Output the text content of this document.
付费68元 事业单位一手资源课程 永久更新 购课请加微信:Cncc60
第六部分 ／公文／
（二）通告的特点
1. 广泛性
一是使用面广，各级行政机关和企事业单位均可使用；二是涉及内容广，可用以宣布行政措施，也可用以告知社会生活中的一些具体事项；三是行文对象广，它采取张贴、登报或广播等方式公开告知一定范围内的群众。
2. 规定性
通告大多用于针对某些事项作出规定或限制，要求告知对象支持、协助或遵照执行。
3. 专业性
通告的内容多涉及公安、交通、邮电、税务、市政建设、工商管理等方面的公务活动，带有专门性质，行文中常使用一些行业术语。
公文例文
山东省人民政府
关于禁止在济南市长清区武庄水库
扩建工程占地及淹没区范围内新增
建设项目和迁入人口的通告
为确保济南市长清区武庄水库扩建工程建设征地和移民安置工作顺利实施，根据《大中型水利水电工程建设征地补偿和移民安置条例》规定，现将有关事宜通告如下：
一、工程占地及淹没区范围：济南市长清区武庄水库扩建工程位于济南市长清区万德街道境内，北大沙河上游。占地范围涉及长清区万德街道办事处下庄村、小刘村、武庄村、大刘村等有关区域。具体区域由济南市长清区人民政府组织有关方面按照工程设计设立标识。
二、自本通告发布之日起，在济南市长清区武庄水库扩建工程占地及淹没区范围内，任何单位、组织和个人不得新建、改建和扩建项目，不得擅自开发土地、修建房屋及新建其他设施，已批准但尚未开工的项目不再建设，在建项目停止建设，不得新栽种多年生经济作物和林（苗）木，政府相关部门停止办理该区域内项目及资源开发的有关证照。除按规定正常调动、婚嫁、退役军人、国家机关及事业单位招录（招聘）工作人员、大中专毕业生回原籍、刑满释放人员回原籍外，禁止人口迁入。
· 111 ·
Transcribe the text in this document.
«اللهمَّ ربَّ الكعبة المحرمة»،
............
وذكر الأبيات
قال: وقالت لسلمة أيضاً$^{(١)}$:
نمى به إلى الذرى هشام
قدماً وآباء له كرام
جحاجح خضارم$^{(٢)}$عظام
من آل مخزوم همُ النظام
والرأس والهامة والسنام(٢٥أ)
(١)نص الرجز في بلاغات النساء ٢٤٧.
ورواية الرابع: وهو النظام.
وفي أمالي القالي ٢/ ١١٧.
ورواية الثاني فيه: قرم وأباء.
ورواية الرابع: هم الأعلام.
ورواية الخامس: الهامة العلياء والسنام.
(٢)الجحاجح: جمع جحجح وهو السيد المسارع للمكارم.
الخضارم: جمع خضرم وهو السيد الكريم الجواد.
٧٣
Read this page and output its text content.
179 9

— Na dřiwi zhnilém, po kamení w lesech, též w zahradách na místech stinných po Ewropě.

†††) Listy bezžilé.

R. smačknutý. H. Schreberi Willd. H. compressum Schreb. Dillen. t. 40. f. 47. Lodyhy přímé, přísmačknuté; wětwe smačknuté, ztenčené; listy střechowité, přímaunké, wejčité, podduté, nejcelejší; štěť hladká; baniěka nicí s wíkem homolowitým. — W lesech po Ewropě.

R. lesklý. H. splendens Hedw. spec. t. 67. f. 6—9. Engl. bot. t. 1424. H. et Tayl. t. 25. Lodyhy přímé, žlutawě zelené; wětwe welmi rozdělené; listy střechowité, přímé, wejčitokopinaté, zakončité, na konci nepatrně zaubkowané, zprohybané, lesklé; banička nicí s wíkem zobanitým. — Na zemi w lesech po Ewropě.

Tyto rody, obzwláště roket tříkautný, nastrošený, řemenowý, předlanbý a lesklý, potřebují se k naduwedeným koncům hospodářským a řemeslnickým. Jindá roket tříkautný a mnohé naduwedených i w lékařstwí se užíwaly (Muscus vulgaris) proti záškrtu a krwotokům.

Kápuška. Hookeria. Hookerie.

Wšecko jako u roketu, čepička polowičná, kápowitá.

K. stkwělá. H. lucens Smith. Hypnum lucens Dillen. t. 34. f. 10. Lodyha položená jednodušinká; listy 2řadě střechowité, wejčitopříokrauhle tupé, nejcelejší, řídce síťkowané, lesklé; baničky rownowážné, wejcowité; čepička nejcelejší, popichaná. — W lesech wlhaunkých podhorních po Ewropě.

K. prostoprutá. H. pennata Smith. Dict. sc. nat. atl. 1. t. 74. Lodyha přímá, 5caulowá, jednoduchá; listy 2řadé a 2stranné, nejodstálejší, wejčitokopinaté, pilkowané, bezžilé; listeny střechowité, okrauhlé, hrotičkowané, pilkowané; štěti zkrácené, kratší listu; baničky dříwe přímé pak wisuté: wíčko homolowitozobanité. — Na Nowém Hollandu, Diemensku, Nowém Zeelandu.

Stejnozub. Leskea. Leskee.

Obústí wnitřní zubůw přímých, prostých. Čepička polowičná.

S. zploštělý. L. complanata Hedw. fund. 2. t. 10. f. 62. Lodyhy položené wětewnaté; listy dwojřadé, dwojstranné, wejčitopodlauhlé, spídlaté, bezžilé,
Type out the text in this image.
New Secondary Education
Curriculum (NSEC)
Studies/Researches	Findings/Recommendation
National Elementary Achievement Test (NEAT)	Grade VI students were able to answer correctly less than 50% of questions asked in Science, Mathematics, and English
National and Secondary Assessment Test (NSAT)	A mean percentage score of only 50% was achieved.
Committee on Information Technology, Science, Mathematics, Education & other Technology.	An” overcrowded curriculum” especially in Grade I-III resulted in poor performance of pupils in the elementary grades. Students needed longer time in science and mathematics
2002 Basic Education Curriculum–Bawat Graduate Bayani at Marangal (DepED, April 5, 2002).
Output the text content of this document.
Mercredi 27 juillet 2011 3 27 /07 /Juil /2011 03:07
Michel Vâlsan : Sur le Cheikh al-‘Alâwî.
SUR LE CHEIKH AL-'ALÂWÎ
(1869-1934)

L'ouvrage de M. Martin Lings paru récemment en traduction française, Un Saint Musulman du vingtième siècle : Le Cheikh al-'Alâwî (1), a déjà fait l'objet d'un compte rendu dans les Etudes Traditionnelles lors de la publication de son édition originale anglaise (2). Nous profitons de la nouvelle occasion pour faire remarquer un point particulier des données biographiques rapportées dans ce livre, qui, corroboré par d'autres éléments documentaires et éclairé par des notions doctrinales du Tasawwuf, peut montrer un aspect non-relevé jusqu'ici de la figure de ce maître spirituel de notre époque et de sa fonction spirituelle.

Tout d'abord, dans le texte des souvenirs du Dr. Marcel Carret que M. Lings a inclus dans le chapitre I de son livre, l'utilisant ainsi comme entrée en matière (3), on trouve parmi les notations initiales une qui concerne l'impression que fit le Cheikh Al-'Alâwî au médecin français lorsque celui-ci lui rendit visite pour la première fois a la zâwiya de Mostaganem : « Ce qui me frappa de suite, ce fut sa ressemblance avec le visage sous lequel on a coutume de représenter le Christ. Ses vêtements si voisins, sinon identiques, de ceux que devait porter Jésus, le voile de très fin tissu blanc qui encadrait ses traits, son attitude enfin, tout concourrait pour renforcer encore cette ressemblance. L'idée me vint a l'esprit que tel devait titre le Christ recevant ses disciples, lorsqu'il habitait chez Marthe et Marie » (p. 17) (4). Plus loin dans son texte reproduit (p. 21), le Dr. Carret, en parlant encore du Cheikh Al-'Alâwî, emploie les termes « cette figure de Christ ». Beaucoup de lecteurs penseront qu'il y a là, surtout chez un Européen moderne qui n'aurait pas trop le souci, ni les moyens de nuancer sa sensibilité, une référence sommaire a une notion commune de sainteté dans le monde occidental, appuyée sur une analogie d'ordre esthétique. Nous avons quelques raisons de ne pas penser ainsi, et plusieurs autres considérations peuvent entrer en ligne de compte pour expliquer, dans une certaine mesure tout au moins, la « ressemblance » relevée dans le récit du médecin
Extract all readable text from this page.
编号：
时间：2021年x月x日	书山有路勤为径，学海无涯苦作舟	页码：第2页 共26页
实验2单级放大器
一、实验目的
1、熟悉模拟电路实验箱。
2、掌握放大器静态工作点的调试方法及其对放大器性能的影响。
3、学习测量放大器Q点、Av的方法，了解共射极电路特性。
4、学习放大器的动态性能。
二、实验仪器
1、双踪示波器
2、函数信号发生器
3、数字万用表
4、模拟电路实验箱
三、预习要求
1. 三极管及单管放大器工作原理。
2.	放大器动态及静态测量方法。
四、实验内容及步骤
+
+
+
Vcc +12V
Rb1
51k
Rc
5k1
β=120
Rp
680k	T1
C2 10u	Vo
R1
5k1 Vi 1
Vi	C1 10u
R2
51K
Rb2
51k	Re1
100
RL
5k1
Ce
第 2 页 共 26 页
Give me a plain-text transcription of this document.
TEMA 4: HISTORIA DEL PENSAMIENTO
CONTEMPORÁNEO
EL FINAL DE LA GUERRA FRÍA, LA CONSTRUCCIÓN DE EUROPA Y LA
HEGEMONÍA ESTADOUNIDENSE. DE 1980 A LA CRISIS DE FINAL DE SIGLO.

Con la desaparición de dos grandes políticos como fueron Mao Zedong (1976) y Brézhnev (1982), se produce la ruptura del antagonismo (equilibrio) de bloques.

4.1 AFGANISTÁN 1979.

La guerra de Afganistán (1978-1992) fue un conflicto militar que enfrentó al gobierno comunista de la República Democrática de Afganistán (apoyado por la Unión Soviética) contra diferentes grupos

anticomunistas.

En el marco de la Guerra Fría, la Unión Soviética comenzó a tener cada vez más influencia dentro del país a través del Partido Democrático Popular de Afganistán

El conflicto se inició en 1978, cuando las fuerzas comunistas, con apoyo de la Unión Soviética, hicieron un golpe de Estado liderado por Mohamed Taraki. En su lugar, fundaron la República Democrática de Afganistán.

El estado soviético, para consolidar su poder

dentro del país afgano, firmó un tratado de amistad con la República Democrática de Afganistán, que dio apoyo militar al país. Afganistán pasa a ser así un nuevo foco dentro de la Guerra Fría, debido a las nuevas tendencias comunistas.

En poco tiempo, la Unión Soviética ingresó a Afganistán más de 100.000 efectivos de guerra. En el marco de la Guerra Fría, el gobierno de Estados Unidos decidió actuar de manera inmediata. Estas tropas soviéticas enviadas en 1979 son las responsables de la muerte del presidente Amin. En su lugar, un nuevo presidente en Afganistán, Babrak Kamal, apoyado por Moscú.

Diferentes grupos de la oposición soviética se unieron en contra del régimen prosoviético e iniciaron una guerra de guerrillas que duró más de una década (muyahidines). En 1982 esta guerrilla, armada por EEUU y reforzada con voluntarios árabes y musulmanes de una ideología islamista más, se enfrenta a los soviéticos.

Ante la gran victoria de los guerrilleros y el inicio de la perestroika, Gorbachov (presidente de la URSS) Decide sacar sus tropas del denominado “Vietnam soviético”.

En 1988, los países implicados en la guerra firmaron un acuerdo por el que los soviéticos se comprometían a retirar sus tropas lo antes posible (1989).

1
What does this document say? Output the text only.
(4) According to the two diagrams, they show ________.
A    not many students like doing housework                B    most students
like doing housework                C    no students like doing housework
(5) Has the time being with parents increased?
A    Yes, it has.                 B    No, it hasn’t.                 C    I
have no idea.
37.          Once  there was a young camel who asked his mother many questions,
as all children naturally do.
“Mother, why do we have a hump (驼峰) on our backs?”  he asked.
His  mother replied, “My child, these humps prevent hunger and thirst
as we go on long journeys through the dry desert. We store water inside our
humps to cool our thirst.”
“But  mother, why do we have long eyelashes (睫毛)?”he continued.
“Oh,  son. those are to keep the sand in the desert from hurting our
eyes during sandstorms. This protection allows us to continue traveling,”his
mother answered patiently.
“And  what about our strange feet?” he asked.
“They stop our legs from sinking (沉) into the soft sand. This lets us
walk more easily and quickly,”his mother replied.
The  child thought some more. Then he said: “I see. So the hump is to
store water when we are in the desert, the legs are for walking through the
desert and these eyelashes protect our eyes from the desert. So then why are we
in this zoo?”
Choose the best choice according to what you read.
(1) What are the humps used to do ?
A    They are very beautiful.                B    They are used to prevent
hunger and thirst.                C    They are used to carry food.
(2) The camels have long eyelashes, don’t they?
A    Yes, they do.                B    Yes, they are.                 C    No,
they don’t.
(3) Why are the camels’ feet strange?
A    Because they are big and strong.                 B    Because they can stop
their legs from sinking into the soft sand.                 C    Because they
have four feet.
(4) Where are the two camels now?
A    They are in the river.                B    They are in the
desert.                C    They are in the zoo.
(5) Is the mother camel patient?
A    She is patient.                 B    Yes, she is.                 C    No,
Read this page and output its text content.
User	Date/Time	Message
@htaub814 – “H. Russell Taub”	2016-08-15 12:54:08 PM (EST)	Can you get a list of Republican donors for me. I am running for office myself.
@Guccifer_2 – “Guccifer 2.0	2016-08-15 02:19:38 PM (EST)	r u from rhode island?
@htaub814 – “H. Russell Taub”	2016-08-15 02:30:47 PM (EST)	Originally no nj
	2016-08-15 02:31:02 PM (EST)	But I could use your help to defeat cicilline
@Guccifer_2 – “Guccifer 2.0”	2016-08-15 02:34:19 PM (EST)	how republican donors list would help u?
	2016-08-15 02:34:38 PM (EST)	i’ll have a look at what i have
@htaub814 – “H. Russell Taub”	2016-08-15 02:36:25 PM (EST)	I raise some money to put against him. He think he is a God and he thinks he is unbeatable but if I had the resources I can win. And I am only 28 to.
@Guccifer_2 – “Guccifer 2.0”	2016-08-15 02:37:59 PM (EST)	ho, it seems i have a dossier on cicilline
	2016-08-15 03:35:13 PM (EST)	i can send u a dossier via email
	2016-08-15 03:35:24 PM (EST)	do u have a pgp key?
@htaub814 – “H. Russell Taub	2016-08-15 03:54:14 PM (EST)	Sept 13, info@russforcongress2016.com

- - -

Identify each line containing the string "dossier" and copy it out.

@Guccifer_2 – “Guccifer 2.0”	2016-08-15 02:37:59 PM (EST)	ho, it seems i have a dossier on cicilline
	2016-08-15 03:35:13 PM (EST)	i can send u a dossier via email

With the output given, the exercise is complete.